Supplied records
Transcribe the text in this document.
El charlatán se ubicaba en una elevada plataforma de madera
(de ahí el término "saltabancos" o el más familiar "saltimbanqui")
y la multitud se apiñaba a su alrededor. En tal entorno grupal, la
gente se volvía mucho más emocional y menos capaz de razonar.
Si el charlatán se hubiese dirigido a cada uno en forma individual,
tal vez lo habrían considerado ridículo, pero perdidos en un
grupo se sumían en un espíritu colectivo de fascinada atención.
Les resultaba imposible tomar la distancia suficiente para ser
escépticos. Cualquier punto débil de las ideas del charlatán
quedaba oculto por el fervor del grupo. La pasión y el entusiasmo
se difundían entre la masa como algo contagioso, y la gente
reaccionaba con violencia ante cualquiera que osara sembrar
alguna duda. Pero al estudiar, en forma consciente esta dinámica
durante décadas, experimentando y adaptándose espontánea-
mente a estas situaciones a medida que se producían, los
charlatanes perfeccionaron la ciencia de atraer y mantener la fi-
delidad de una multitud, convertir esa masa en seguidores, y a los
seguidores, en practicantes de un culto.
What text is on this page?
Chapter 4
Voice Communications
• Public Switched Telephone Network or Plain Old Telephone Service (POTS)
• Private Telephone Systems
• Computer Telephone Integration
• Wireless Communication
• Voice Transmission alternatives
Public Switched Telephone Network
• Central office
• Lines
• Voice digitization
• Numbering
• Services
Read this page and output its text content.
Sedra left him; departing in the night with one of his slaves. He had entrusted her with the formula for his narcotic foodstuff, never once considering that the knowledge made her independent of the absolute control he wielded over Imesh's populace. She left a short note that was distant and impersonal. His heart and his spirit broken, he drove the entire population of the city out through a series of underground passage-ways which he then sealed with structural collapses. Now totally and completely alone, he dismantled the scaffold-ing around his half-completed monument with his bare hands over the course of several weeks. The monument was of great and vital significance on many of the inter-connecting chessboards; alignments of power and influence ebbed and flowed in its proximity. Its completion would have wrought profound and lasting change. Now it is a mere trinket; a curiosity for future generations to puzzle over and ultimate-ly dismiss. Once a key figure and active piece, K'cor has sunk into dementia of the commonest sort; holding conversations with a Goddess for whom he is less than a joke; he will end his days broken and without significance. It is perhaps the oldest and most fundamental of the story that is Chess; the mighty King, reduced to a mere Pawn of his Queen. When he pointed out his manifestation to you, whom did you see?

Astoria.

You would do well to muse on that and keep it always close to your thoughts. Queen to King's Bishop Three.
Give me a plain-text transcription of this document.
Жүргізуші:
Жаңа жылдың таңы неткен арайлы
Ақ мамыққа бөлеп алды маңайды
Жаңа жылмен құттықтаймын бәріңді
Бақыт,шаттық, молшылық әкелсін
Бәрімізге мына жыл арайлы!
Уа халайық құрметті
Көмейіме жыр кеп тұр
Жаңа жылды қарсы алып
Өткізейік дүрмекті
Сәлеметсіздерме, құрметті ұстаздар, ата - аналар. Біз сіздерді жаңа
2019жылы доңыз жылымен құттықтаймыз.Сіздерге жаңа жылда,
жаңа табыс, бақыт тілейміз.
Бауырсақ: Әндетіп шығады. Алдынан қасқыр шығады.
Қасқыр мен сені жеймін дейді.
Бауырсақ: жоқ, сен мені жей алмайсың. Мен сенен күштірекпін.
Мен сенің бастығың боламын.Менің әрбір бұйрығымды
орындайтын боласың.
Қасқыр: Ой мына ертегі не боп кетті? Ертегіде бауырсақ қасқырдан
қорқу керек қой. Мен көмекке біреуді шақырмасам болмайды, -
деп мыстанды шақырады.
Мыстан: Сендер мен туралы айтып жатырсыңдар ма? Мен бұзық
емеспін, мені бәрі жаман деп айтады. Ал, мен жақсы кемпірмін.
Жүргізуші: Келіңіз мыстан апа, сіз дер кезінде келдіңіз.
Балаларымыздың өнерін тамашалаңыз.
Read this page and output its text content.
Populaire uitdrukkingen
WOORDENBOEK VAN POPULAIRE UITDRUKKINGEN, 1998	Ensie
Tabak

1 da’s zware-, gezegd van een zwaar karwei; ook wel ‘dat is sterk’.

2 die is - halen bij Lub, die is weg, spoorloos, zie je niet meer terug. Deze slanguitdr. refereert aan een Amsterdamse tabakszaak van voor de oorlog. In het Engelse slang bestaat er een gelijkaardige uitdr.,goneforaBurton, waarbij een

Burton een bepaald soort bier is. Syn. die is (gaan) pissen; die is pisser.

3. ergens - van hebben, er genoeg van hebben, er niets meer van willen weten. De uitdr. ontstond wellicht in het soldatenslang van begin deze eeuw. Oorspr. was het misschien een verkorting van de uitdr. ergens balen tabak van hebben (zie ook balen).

Problem requirements
Going through the entries above, report how many lines include the string "Жүргізуші". The number alone is the answer.

Response
2